Required work ->
Below are some entries. Work out how many of their lines hold the word "Enriquecedor", and write that number alone.

[Part of a data file]
★ ★ ★ ★ ★ ★ ★

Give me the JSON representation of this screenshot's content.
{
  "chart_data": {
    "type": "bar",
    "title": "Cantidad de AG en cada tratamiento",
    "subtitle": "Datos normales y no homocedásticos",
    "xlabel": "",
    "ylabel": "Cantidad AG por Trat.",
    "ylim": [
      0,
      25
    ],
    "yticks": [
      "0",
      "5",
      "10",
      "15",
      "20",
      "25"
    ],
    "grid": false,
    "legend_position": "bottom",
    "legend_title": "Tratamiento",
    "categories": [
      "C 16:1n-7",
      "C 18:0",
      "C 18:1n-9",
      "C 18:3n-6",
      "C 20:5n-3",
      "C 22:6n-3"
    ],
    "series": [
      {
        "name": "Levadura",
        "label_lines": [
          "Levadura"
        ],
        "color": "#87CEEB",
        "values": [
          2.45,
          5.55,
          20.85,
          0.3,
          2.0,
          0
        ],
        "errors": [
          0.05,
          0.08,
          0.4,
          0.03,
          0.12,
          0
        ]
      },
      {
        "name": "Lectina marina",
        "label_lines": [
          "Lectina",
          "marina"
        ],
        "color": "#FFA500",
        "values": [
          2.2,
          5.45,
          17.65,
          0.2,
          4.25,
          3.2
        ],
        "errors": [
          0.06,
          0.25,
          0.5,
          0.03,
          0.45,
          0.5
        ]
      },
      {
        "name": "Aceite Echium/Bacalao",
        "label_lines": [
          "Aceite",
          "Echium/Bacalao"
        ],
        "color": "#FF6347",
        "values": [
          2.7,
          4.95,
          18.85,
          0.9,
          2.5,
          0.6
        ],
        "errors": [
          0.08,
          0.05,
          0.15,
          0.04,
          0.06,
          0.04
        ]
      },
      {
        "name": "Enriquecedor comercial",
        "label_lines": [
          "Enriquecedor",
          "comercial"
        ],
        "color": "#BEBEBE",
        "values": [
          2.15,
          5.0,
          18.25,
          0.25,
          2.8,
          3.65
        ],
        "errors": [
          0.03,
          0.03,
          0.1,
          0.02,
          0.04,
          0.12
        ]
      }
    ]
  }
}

★ ★ ★ ★ ★ ★ ★

Final answer ->
2